CONSIGNE DONNÉE> Reprenez à l'identique, dans la critique de Spring breakers, le passage qui va de « Je suis allé » jusqu'à « yo yoooooooooo ! ».

EXTRAIT DU TEXTE>

......

Spring breakers, délivrance de la jeune fille américaine

Je suis allé voir Spring breakers. Pire, j’ai demandé à aller voir Spring breakers. Alibi en poche – « Quelqu’un devait s’y coller pour en faire la critique sur Cinématraque et c’est tombé sur moi » – j’ai enfilé mon plus beau maillot de bain, le tahitien, sifflé rapide une bouteille de Chivas en me la faisant cracher dans la bouche par mon voisin gendarme, sur un remix de John Dahlbäck, et hop, j’ai garé ma Testarossa en travers du trottoir, en face du MK2, mon MK2, le MK2 de mon quartier, le quartier où je fais la teuf non-stop, où l’on s’éclate trop comme des oufs, chte juuure !, parce que bon Yooooooo ! On lève les bras en l’aaaaaaaaaaaair ! Faaaaaaaaaites du bruit !!! Yo yo yoooooooooo !

désespoir en string sur tous les écrans

En fait je m’attendais à la resucée vaguement scénarisée sur grand écran de l’une de ces émissions de merde déjà vues cent fois sur TF1, NT1, M6, NRJ7, RTL9, KM16, etc. Vous savez ? Celles où l’on suit des spring breakers américains pour soi-disant étudier « le phénomène des vacances estudiantines orgiaques outre-atlantique », mais où l’enquête sociologique se résume à la possibilité de mater dans son jus de la viande fluo à une heure de grande écoute… Tout ça histoire d’être un peu chaud à la coupure pub de 20 minutes, avant le long reportage sur la vie somme toute pas si terrible que ça des prostituées thaïlandaises, espagnoles ou allemandes. Audimat Phuket, Goethe Beauty Institut, médiamétrie de la Jonquera, désespoir en string sur tous les écrans.

......

DONNÉES ENREGISTRÉES>
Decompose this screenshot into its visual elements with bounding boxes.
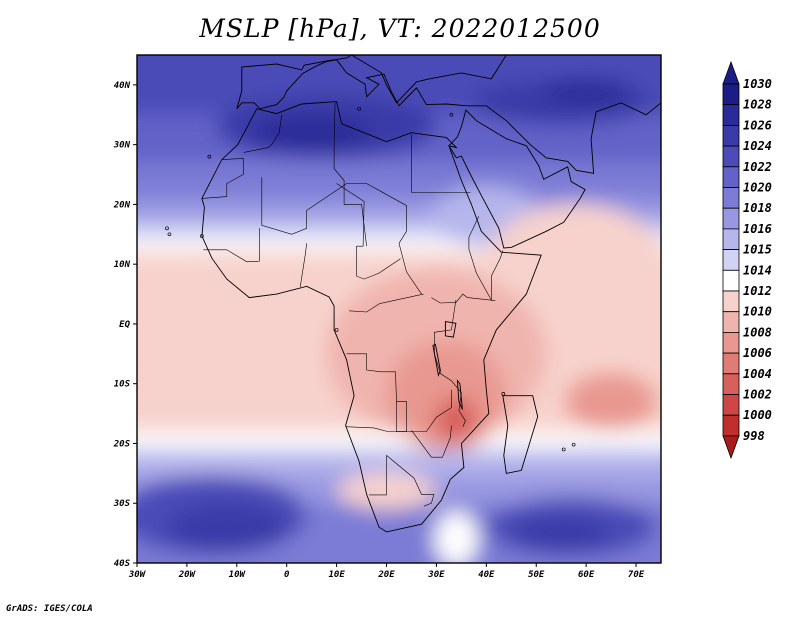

......

RÉSULTAT OBTENU>
Je suis allé voir Spring breakers. Pire, j’ai demandé à aller voir Spring breakers. Alibi en poche – « Quelqu’un devait s’y coller pour en faire la critique sur Cinématraque et c’est tombé sur moi » – j’ai enfilé mon plus beau maillot de bain, le tahitien, sifflé rapide une bouteille de Chivas en me la faisant cracher dans la bouche par mon voisin gendarme, sur un remix de John Dahlbäck, et hop, j’ai garé ma Testarossa en travers du trottoir, en face du MK2, mon MK2, le MK2 de mon quartier, le quartier où je fais la teuf non-stop, où l’on s’éclate trop comme des oufs, chte juuure !, parce que bon Yooooooo ! On lève les bras en l’aaaaaaaaaaaair ! Faaaaaaaaaites du bruit !!! Yo yo yoooooooooo !